◆ Extrait du texte

↓↓↓

Poser les bons jalons techniques
Il est essentiel que la concurrence entre les opérateurs repose sur les produits et les services et non sur les spécifications techniques. Pour que ce scénario se réalise à large échelle, c’est maintenant qu’il faut poser en Suisse les bons jalons. Les flux de données sécurisés entre banques, clients et prestataires tiers ainsi que les interfaces de programmation requises à cet effet (Application Programming Interfaces, API) doivent être spécifiés, développés et exploités. Afin d’éviter une prolifération incontrôlée des spécifications tout en accélérant encore l’adaptation, la standardisation des API est indispensable. L’objectif est qu’un maximum d’opérateurs puissent communiquer et échanger des données entre eux de la manière la plus simple, la plus efficace et la plus sûre possible.
Assurer la transparence sur les acteurs concernés et leurs rôles
Une mise en œuvre réussie suppose également une approche commune des conditions-cadres juridiques. A cet effet, l’Association suisse des banquiers (ASB) coordonne la clarification des questions légales et réglementaires et fédère les intérêts de la branche face aux milieux politiques et aux autorités. En partenariat avec elle, l’association Swiss Fintech Innovations (SFTI) prend en charge l’élaboration et la mise en place de normes communes en matière d’API ainsi que d’autres bases techniques propres à l’open finance. Toutes les spécifications reconnues en matière d’API ainsi que les recommandations de sécurité destinées à des domaines d’activité spécifiques sont regroupées sous l’égide du groupe de travail «Common API» de SFTI. Les spécifications des interfaces sont définies soit directement par SFTI, soit en étroite coopération avec d’autres initiatives fondées sur l’économie de marché.

↑↑↑

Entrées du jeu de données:
↓↓↓

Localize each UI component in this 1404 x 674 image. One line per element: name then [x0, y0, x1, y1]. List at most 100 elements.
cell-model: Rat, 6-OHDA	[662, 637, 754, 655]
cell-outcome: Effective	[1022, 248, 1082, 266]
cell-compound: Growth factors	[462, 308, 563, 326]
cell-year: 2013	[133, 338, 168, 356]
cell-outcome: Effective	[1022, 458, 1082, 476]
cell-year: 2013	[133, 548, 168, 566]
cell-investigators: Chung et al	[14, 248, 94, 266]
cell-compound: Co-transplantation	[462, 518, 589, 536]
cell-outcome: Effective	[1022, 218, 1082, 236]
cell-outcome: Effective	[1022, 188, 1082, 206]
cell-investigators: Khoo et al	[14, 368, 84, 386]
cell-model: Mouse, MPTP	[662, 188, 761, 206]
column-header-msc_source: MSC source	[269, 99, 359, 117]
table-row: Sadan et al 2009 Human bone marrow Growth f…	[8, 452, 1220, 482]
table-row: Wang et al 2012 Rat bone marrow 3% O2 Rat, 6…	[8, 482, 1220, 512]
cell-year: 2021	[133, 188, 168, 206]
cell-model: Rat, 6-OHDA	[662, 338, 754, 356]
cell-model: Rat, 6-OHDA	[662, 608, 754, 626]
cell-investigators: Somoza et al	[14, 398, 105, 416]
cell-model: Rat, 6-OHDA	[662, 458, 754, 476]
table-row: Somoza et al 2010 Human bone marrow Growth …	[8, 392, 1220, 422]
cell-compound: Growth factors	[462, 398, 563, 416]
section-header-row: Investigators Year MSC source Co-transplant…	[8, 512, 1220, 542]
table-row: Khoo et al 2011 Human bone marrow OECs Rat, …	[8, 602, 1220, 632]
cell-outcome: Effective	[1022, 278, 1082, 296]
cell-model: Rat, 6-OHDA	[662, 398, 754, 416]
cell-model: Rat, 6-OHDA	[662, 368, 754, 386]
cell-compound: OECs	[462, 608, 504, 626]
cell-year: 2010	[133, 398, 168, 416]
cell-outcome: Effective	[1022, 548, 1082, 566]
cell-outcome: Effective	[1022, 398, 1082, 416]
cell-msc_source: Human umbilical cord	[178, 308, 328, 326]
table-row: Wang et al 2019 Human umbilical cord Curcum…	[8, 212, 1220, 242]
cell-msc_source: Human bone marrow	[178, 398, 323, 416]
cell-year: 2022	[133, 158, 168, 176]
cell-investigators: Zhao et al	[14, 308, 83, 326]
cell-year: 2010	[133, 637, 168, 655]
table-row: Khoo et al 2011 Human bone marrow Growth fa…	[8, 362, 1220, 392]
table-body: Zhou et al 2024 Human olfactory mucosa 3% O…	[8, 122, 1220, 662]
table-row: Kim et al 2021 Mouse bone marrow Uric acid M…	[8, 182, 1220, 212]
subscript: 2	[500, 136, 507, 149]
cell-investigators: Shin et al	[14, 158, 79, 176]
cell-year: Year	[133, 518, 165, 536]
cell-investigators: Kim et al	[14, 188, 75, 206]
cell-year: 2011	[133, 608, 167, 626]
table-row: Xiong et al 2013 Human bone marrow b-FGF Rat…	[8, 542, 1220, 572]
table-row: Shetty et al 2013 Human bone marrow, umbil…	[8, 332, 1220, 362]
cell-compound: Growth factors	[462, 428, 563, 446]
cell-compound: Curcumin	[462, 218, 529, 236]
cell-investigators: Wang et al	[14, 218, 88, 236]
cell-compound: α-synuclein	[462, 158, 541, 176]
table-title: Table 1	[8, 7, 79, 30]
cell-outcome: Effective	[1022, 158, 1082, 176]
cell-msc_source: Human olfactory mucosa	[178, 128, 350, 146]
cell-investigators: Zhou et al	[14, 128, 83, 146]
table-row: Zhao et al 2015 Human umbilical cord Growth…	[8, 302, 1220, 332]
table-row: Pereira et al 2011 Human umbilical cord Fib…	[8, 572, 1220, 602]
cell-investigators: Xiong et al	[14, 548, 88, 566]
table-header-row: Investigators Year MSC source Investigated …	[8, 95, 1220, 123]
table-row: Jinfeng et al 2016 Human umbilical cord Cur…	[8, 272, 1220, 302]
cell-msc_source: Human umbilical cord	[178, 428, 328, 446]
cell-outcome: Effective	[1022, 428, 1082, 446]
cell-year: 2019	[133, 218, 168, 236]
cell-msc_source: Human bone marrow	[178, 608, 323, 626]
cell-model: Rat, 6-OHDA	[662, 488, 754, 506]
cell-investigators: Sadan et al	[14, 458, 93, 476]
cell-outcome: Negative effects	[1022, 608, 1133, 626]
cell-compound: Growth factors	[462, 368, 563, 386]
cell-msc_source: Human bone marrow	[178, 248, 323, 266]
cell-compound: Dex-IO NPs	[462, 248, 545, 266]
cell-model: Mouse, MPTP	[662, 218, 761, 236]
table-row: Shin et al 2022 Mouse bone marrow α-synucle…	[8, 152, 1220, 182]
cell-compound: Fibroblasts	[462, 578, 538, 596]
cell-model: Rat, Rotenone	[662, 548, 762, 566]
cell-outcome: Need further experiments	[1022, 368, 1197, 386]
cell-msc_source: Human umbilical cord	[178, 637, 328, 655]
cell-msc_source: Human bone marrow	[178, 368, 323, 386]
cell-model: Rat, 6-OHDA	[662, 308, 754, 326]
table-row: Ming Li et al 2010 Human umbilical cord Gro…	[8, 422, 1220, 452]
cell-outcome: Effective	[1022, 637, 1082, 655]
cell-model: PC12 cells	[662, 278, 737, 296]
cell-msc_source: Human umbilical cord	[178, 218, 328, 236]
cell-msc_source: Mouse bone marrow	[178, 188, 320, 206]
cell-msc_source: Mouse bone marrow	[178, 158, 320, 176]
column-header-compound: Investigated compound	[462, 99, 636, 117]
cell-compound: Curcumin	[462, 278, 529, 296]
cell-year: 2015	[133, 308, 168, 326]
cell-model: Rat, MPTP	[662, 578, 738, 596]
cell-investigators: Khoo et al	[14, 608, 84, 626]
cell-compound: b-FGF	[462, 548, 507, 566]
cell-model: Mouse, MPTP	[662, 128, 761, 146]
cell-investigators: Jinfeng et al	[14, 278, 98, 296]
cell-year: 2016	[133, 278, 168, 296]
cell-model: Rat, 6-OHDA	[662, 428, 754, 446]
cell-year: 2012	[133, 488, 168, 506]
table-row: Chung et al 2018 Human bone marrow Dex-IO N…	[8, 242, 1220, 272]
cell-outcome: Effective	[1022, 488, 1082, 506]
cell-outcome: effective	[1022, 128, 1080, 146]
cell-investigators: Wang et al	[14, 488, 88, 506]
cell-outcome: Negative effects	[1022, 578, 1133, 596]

↑↑↑

◆ Tâche A
Recopiez le passage de l'extrait sur l'open finance situé entre « Poser les bons » et « plus sûre possible. », ces deux passages compris.
◆ Tâche B
Présentez sous forme de liste le paragraphe de l'extrait sur l'open finance qui commence par « Une mise en œuvre réussie », en conservant ses faits principaux.
◆ Tâche C
D'après l'extrait sur l'open finance, sous l'égide de quel groupe de travail de SFTI les spécifications reconnues en matière d'API sont-elles regroupées ?
Les lignes n'ont aucun rapport avec l'extrait.

◆ Réponse A
Poser les bons jalons techniques
Il est essentiel que la concurrence entre les opérateurs repose sur les produits et les services et non sur les spécifications techniques. Pour que ce scénario se réalise à large échelle, c’est maintenant qu’il faut poser en Suisse les bons jalons. Les flux de données sécurisés entre banques, clients et prestataires tiers ainsi que les interfaces de programmation requises à cet effet (Application Programming Interfaces, API) doivent être spécifiés, développés et exploités. Afin d’éviter une prolifération incontrôlée des spécifications tout en accélérant encore l’adaptation, la standardisation des API est indispensable. L’objectif est qu’un maximum d’opérateurs puissent communiquer et échanger des données entre eux de la manière la plus simple, la plus efficace et la plus sûre possible.

◆ Réponse B
- Une mise en œuvre réussie suppose une approche commune des conditions-cadres juridiques.
- L'Association suisse des banquiers (ASB) coordonne la clarification des questions légales et réglementaires. Elle fédère aussi les intérêts de la branche face aux milieux politiques et aux autorités.
- En partenariat avec l'ASB, Swiss Fintech Innovations (SFTI) élabore et met en place des normes communes en matière d'API. Elle se charge aussi d'autres bases techniques propres à l'open finance.
- Le groupe de travail « Common API » de SFTI regroupe toutes les spécifications d'API reconnues. Il rassemble aussi les recommandations de sécurité destinées à des domaines d'activité spécifiques.
- Les spécifications des interfaces sont définies par SFTI, soit directement, soit en étroite coopération avec d'autres initiatives fondées sur l'économie de marché.

◆ Réponse C
Elles sont regroupées sous l'égide du groupe de travail « Common API ».